• Exercise prompt: From the listing that follows, output everything exactly except the pictures.

[Records]
--- begin ---

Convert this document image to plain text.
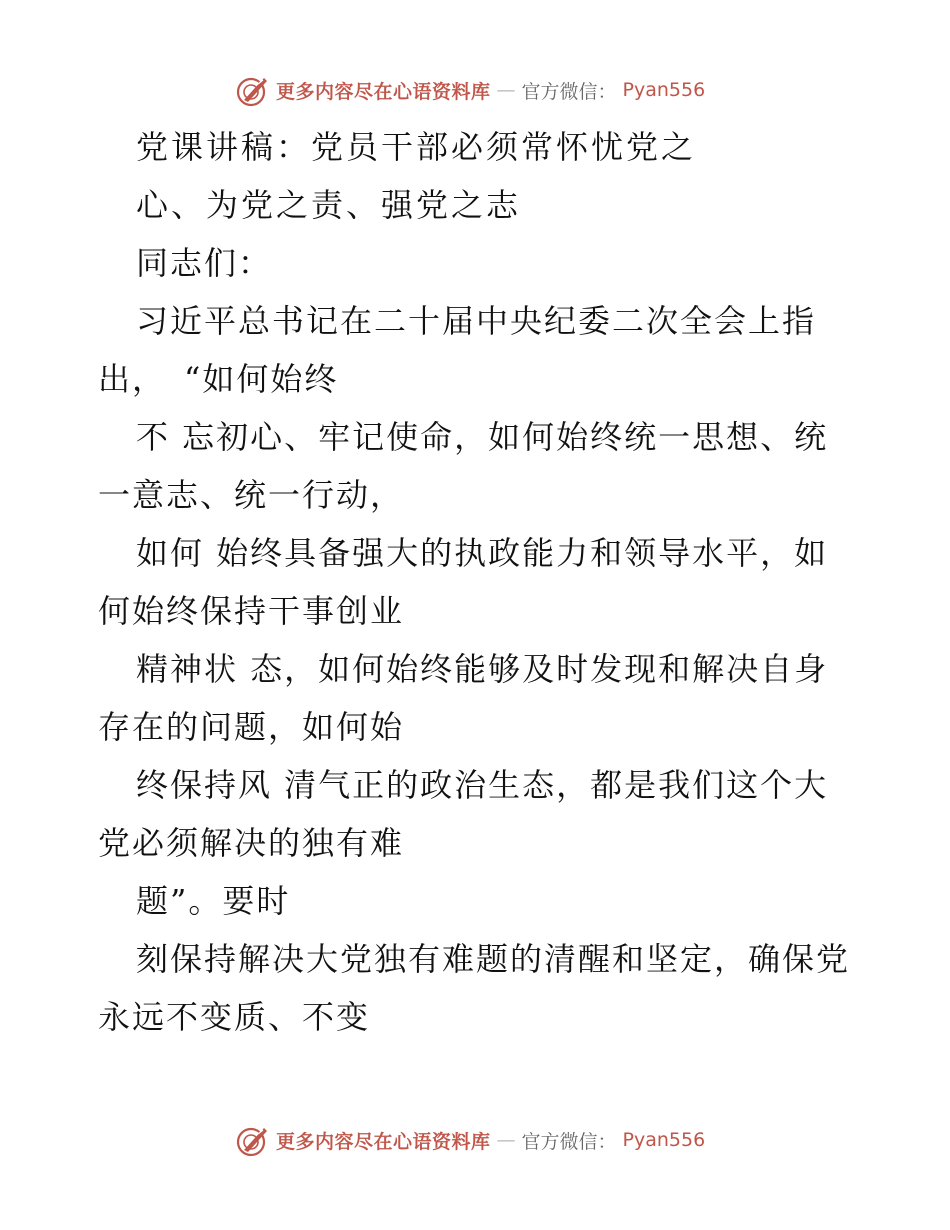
更多内容尽在心语资料库 — 官方微信： Pyan556
党课讲稿：党员干部必须常怀忧党之
心、为党之责、强党之志
同志们：
习近平总书记在二十届中央纪委二次全会上指
出，　“如何始终
不 忘初心、牢记使命，如何始终统一思想、统
一意志、统一行动，
如何 始终具备强大的执政能力和领导水平，如
何始终保持干事创业
精神状 态，如何始终能够及时发现和解决自身
存在的问题，如何始
终保持风 清气正的政治生态，都是我们这个大
党必须解决的独有难
题”。要时
刻保持解决大党独有难题的清醒和坚定，确保党
永远不变质、不变
更多内容尽在心语资料库 — 官方微信： Pyan556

--- end ---

• Expected answer:
Convert this document image to plain text.
更多内容尽在心语资料库 — 官方微信： Pyan556
党课讲稿：党员干部必须常怀忧党之
心、为党之责、强党之志
同志们：
习近平总书记在二十届中央纪委二次全会上指
出，　“如何始终
不 忘初心、牢记使命，如何始终统一思想、统
一意志、统一行动，
如何 始终具备强大的执政能力和领导水平，如
何始终保持干事创业
精神状 态，如何始终能够及时发现和解决自身
存在的问题，如何始
终保持风 清气正的政治生态，都是我们这个大
党必须解决的独有难
题”。要时
刻保持解决大党独有难题的清醒和坚定，确保党
永远不变质、不变
更多内容尽在心语资料库 — 官方微信： Pyan556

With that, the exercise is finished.